#### Records provided:
===============

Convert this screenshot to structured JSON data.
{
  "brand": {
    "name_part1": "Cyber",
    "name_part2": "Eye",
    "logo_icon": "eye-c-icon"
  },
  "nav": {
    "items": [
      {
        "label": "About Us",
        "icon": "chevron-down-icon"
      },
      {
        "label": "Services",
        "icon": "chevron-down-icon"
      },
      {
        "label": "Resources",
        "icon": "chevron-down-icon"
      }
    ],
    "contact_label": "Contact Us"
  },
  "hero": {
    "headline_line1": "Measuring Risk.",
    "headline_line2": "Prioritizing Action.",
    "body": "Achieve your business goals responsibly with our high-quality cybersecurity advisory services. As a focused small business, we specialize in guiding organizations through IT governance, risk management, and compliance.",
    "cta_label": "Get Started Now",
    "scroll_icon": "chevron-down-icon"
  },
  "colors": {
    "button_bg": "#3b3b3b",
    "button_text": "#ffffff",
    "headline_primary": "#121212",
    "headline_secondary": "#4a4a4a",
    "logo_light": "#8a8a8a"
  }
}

===============

#### Aim of the task:
Once more, set down the full listing, verbatim.

#### Reply to the task:
Convert this screenshot to structured JSON data.
{
  "brand": {
    "name_part1": "Cyber",
    "name_part2": "Eye",
    "logo_icon": "eye-c-icon"
  },
  "nav": {
    "items": [
      {
        "label": "About Us",
        "icon": "chevron-down-icon"
      },
      {
        "label": "Services",
        "icon": "chevron-down-icon"
      },
      {
        "label": "Resources",
        "icon": "chevron-down-icon"
      }
    ],
    "contact_label": "Contact Us"
  },
  "hero": {
    "headline_line1": "Measuring Risk.",
    "headline_line2": "Prioritizing Action.",
    "body": "Achieve your business goals responsibly with our high-quality cybersecurity advisory services. As a focused small business, we specialize in guiding organizations through IT governance, risk management, and compliance.",
    "cta_label": "Get Started Now",
    "scroll_icon": "chevron-down-icon"
  },
  "colors": {
    "button_bg": "#3b3b3b",
    "button_text": "#ffffff",
    "headline_primary": "#121212",
    "headline_secondary": "#4a4a4a",
    "logo_light": "#8a8a8a"
  }
}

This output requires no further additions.